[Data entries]
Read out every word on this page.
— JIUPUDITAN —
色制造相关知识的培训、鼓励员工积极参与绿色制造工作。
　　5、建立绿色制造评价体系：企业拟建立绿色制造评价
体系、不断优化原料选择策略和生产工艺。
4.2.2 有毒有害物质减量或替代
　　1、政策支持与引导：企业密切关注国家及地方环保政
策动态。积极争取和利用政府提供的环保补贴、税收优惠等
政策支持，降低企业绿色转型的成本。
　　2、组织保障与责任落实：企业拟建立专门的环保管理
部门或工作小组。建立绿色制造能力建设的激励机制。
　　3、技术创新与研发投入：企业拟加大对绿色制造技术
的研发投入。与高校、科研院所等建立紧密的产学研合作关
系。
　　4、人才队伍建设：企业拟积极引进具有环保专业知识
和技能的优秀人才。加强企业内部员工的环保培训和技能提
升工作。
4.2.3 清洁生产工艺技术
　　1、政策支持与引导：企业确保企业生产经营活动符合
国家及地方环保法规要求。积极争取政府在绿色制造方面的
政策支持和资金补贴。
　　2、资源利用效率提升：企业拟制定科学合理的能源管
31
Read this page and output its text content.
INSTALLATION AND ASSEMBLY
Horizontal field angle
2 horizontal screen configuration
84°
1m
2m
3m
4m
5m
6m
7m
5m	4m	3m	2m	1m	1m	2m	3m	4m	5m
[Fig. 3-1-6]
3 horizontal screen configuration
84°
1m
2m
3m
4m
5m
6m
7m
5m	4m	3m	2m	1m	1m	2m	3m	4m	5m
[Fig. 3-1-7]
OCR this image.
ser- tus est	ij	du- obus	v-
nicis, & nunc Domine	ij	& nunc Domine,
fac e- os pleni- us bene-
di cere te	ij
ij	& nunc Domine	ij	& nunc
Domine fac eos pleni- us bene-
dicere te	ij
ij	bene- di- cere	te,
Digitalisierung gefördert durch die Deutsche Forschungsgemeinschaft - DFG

■ EXERCISE INSTRUCTIONS
State only the number of lines in these entries that contain "政策支持与引导".

■ EXERCISE OUTPUT
2